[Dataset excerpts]
--- Begin ---

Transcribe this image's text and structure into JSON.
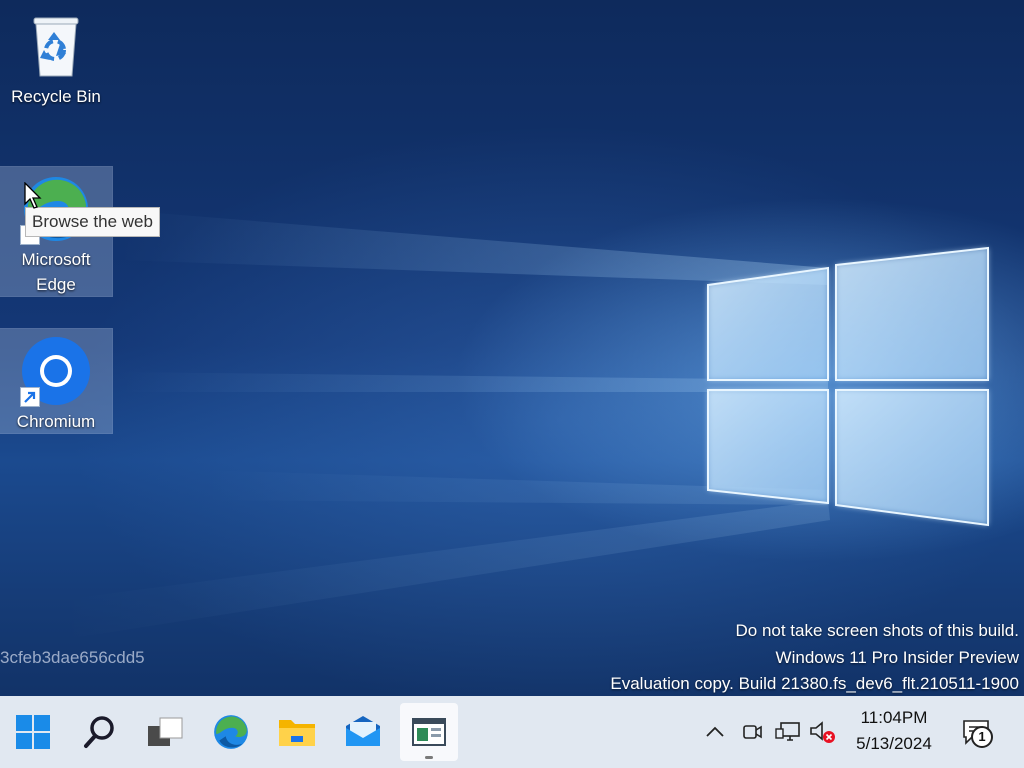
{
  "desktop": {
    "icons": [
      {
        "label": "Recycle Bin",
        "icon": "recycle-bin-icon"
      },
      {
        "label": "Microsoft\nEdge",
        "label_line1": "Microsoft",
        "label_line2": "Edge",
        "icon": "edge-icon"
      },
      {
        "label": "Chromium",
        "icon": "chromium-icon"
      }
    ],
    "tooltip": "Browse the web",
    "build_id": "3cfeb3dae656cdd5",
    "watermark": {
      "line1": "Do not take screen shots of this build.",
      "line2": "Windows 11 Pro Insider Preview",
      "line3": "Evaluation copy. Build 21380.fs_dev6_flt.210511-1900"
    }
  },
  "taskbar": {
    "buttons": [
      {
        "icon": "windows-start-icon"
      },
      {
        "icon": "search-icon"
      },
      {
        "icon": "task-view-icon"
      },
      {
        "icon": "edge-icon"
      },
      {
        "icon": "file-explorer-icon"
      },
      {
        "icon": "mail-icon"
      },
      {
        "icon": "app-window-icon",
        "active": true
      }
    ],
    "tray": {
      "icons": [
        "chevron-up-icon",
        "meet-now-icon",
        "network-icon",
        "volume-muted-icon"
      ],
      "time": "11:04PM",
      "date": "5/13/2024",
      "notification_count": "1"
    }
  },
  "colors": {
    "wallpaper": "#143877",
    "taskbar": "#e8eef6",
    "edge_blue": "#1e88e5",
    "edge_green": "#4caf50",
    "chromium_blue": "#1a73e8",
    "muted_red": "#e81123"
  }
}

--- End ---

Stated exercise ▸
Will you restate every entry word for word and omit the images?

Written reply ▸
Transcribe this image's text and structure into JSON.
{
  "desktop": {
    "icons": [
      {
        "label": "Recycle Bin",
        "icon": "recycle-bin-icon"
      },
      {
        "label": "Microsoft\nEdge",
        "label_line1": "Microsoft",
        "label_line2": "Edge",
        "icon": "edge-icon"
      },
      {
        "label": "Chromium",
        "icon": "chromium-icon"
      }
    ],
    "tooltip": "Browse the web",
    "build_id": "3cfeb3dae656cdd5",
    "watermark": {
      "line1": "Do not take screen shots of this build.",
      "line2": "Windows 11 Pro Insider Preview",
      "line3": "Evaluation copy. Build 21380.fs_dev6_flt.210511-1900"
    }
  },
  "taskbar": {
    "buttons": [
      {
        "icon": "windows-start-icon"
      },
      {
        "icon": "search-icon"
      },
      {
        "icon": "task-view-icon"
      },
      {
        "icon": "edge-icon"
      },
      {
        "icon": "file-explorer-icon"
      },
      {
        "icon": "mail-icon"
      },
      {
        "icon": "app-window-icon",
        "active": true
      }
    ],
    "tray": {
      "icons": [
        "chevron-up-icon",
        "meet-now-icon",
        "network-icon",
        "volume-muted-icon"
      ],
      "time": "11:04PM",
      "date": "5/13/2024",
      "notification_count": "1"
    }
  },
  "colors": {
    "wallpaper": "#143877",
    "taskbar": "#e8eef6",
    "edge_blue": "#1e88e5",
    "edge_green": "#4caf50",
    "chromium_blue": "#1a73e8",
    "muted_red": "#e81123"
  }
}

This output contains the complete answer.